REQUIRED WORK:
All lines in the data bearing the string "мощности" should be identified and copied.

Saved entries:

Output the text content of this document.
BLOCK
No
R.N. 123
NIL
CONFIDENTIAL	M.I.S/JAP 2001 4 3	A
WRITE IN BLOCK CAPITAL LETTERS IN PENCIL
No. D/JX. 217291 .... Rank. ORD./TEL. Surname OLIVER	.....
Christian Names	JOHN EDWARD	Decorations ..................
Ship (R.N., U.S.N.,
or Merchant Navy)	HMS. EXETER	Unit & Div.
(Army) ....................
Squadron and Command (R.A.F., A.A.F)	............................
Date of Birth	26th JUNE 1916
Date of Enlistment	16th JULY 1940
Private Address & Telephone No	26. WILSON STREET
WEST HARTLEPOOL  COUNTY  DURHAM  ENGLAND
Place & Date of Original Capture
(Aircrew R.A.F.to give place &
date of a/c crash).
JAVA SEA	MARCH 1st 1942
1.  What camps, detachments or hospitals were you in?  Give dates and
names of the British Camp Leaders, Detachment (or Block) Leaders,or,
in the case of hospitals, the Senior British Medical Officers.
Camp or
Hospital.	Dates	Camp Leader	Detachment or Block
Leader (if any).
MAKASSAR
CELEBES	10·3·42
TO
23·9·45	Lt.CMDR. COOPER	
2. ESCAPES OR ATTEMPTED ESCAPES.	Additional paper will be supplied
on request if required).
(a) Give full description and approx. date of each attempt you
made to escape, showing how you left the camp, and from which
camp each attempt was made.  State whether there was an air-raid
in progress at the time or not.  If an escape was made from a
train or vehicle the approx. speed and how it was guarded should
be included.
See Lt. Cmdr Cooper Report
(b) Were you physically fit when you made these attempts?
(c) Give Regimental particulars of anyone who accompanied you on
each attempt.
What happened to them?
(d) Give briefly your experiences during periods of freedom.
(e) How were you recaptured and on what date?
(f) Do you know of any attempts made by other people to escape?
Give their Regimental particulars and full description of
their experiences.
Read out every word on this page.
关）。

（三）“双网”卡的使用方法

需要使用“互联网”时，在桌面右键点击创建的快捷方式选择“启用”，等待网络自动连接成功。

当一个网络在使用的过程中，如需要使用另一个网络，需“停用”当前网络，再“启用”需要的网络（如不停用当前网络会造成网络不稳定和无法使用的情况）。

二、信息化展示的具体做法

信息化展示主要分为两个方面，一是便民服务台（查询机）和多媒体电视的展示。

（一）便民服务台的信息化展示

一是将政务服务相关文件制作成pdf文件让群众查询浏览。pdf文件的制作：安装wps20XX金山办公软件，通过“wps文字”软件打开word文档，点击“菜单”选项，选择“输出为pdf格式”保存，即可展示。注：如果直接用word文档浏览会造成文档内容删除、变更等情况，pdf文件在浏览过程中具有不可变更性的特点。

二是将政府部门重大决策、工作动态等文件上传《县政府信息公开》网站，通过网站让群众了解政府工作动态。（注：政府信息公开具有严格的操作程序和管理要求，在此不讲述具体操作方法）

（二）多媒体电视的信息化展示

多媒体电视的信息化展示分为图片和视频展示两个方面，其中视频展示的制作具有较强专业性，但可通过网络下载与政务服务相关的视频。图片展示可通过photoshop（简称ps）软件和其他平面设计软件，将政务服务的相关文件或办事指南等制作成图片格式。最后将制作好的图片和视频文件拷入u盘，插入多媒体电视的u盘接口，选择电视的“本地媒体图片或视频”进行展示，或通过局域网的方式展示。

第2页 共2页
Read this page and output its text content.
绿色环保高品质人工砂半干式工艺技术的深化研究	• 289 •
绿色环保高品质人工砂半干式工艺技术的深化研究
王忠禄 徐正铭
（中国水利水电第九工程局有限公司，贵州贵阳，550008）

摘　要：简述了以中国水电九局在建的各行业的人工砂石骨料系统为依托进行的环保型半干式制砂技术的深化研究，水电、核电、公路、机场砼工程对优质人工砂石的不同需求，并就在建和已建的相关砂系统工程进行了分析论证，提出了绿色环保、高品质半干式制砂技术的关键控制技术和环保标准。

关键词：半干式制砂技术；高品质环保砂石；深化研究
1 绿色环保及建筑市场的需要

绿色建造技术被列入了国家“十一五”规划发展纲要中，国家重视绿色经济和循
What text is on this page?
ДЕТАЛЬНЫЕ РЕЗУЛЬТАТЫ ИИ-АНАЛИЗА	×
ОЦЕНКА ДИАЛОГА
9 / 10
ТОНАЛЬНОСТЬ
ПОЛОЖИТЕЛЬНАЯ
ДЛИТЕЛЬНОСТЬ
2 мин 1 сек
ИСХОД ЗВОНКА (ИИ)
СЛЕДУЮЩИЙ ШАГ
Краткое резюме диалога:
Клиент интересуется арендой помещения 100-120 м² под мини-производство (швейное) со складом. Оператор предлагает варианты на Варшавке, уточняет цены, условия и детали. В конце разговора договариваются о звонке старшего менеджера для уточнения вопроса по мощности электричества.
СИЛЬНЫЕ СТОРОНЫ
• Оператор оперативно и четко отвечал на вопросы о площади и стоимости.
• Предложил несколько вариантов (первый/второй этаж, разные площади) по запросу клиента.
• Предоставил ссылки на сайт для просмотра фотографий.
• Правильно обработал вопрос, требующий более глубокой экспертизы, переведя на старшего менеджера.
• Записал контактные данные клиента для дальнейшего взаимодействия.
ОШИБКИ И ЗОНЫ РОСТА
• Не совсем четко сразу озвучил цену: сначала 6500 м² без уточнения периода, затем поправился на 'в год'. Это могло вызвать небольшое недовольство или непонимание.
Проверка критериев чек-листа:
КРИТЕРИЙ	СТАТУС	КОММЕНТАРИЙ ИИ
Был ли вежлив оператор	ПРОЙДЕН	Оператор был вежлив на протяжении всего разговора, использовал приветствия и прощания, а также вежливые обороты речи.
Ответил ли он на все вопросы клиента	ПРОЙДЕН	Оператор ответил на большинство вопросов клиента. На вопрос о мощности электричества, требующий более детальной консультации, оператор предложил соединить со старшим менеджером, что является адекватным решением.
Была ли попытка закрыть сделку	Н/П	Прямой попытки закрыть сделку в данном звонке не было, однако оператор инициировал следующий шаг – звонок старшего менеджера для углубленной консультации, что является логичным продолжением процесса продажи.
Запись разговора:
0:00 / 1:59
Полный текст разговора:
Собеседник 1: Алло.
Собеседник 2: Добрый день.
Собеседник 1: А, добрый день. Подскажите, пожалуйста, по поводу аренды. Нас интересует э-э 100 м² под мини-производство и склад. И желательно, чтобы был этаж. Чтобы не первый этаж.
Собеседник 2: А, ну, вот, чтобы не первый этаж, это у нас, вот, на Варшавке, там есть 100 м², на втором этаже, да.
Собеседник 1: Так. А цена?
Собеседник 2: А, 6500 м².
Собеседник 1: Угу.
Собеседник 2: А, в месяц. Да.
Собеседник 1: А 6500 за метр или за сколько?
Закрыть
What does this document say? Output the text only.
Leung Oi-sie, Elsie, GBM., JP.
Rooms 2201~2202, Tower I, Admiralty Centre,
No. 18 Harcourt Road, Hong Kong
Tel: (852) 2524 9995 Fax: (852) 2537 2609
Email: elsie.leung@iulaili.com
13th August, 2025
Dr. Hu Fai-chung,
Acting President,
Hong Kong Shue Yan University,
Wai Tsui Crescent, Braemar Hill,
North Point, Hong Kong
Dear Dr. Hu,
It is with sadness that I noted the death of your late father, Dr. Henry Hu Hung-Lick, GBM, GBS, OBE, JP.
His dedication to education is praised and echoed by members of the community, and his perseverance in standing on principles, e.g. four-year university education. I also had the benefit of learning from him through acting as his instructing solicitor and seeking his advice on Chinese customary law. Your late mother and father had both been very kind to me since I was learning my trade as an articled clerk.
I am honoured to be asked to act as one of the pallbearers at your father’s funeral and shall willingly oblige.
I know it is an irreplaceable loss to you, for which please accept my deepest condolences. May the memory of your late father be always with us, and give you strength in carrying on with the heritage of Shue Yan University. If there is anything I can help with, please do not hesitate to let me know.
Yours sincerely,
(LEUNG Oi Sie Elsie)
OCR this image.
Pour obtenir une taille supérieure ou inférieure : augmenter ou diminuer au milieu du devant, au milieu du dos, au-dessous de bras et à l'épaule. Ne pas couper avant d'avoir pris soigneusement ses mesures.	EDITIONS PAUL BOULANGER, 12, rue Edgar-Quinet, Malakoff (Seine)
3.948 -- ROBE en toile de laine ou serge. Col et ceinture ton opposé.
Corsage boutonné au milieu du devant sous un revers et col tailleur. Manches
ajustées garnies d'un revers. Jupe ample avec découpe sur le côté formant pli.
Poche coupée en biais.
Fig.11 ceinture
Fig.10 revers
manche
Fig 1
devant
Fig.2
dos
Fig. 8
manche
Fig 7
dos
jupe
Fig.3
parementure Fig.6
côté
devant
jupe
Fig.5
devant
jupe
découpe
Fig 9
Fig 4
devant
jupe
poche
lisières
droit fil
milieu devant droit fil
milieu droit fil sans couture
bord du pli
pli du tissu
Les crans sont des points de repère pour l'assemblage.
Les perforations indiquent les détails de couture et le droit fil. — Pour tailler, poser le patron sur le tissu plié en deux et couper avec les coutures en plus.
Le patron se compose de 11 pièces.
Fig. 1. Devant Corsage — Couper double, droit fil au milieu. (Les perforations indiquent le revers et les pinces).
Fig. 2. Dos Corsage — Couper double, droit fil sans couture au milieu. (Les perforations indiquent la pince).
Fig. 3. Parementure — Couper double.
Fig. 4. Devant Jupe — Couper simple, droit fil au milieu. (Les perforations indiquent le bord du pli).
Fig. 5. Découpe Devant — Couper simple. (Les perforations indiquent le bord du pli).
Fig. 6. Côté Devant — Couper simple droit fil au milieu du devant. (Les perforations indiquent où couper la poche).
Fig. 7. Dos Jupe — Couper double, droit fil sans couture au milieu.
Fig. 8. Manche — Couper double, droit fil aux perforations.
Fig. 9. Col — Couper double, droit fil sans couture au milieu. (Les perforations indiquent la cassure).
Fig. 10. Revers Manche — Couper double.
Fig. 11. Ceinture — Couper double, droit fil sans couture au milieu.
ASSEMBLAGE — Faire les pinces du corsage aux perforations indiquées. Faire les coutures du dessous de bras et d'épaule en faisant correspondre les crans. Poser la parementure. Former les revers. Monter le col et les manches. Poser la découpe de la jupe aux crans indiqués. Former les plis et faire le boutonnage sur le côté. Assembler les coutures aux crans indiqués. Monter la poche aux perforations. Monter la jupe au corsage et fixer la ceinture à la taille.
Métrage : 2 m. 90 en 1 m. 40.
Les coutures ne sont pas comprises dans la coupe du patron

OUTPUT OF THE EXERCISE:
Клиент интересуется арендой помещения 100-120 м² под мини-производство (швейное) со складом. Оператор предлагает варианты на Варшавке, уточняет цены, условия и детали. В конце разговора договариваются о звонке старшего менеджера для уточнения вопроса по мощности электричества.
Ответил ли он на все вопросы клиента	ПРОЙДЕН	Оператор ответил на большинство вопросов клиента. На вопрос о мощности электричества, требующий более детальной консультации, оператор предложил соединить со старшим менеджером, что является адекватным решением.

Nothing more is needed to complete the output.